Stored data

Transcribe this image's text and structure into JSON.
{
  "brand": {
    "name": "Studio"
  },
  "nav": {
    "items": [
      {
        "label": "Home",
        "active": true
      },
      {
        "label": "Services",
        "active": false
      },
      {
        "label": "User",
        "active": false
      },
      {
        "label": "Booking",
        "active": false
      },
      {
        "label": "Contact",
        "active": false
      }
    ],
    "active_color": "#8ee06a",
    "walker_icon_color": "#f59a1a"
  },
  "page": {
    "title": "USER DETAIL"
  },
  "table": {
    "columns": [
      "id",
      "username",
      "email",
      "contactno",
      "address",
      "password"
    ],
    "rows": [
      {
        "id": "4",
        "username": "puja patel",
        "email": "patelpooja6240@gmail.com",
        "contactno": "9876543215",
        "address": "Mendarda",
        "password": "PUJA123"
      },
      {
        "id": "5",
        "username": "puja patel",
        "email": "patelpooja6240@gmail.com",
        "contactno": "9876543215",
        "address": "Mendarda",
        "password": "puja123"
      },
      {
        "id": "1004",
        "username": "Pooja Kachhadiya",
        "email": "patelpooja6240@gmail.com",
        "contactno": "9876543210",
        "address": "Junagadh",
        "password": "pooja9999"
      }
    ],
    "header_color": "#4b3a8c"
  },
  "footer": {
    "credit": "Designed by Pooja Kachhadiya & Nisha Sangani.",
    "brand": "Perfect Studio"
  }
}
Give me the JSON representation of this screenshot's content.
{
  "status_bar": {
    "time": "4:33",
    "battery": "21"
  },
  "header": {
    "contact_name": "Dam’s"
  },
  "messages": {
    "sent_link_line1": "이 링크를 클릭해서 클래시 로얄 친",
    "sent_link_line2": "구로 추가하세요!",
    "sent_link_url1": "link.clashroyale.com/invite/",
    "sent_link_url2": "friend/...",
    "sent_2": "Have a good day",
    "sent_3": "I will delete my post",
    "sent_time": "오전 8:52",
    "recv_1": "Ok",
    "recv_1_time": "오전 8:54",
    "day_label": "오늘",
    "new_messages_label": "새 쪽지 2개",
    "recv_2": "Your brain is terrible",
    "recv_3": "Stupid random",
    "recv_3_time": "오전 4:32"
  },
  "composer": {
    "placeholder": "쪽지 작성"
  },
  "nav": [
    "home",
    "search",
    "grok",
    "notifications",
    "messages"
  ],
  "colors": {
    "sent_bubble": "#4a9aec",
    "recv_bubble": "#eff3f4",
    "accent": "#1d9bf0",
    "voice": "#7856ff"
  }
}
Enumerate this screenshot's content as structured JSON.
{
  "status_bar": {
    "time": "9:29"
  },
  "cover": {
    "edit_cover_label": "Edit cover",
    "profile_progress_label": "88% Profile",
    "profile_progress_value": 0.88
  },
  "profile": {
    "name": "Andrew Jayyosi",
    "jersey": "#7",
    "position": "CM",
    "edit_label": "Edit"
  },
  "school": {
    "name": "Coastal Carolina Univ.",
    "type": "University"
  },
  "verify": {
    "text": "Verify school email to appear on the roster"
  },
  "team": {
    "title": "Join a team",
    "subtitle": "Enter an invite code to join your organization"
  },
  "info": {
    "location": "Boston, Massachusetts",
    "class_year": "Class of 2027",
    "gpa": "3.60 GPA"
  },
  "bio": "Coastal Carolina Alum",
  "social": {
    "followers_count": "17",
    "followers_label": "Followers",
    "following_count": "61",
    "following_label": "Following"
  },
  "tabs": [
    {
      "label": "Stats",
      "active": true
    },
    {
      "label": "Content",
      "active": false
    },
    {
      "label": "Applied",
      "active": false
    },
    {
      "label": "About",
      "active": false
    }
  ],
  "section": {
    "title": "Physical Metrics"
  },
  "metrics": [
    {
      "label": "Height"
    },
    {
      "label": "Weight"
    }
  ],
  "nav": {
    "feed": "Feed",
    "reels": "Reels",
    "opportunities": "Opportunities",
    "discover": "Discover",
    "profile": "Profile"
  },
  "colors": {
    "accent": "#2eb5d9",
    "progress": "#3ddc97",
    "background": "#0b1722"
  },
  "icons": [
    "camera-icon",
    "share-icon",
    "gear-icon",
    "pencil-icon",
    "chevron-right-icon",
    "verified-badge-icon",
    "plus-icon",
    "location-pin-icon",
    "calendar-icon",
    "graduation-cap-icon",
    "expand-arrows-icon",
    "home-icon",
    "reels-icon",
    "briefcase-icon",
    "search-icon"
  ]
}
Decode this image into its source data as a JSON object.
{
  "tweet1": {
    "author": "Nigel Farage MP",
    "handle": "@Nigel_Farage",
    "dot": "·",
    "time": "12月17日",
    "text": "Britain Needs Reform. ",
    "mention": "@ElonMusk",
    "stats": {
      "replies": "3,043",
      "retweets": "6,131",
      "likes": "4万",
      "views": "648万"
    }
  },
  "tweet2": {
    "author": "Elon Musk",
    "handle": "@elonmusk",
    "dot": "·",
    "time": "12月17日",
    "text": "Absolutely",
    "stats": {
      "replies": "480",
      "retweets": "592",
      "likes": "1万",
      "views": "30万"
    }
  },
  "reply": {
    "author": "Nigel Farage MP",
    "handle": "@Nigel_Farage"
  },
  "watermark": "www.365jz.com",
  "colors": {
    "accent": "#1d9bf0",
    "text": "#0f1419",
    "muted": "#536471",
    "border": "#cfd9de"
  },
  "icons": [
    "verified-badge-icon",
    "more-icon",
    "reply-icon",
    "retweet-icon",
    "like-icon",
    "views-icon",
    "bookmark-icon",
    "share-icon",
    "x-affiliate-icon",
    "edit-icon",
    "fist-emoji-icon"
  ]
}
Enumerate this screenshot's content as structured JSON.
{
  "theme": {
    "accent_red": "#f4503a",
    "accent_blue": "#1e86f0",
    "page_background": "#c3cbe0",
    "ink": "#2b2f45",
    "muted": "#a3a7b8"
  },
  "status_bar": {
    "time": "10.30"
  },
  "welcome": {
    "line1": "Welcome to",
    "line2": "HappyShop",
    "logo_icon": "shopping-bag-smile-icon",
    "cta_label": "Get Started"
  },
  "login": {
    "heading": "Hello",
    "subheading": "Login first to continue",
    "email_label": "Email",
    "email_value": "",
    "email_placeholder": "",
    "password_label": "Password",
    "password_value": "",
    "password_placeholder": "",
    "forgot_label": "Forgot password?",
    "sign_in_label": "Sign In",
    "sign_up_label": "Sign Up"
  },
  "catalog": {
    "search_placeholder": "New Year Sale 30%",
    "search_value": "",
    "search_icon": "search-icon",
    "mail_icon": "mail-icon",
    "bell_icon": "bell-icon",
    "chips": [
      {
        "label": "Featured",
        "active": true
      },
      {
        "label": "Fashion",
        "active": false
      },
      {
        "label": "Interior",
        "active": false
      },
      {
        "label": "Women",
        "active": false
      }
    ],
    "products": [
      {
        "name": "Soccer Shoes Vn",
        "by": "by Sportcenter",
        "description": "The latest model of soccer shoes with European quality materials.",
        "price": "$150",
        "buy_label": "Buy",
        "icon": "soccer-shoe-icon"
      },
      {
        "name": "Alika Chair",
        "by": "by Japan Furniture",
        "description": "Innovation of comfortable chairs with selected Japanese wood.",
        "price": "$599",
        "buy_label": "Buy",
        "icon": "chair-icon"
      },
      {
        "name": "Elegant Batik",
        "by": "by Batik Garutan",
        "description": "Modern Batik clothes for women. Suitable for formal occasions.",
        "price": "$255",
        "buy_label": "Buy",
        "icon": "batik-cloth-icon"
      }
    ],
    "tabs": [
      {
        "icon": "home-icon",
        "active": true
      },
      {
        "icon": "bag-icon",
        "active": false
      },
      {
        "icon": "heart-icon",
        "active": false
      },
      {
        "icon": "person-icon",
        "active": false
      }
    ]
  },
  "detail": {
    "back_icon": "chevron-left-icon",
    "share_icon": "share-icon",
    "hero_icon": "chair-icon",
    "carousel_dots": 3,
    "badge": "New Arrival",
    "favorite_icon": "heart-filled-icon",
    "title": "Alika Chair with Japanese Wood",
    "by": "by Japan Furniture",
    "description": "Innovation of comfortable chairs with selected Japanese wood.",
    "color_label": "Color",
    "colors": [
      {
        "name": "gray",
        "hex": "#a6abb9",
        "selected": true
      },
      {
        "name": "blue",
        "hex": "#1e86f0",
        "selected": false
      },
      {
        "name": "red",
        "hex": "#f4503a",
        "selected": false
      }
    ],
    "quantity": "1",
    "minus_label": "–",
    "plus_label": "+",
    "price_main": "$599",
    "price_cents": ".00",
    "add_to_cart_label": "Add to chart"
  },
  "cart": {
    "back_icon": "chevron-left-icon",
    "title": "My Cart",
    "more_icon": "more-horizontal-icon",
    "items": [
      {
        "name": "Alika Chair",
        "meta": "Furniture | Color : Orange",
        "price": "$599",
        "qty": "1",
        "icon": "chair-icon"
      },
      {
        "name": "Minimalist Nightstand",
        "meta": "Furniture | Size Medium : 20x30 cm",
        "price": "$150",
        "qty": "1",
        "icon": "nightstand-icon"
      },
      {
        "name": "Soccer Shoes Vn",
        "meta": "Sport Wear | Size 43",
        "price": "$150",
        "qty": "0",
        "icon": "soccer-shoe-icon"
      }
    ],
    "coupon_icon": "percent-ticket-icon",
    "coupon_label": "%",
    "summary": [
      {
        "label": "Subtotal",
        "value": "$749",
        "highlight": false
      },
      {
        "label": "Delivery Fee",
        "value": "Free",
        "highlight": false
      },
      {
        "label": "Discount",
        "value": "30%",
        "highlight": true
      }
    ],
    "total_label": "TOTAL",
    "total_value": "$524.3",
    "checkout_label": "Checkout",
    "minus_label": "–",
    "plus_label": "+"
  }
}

■ Exercise goal ■
From the data above, count the lines where "with" occurs and give that figure and nothing else.

■ Task result ■
4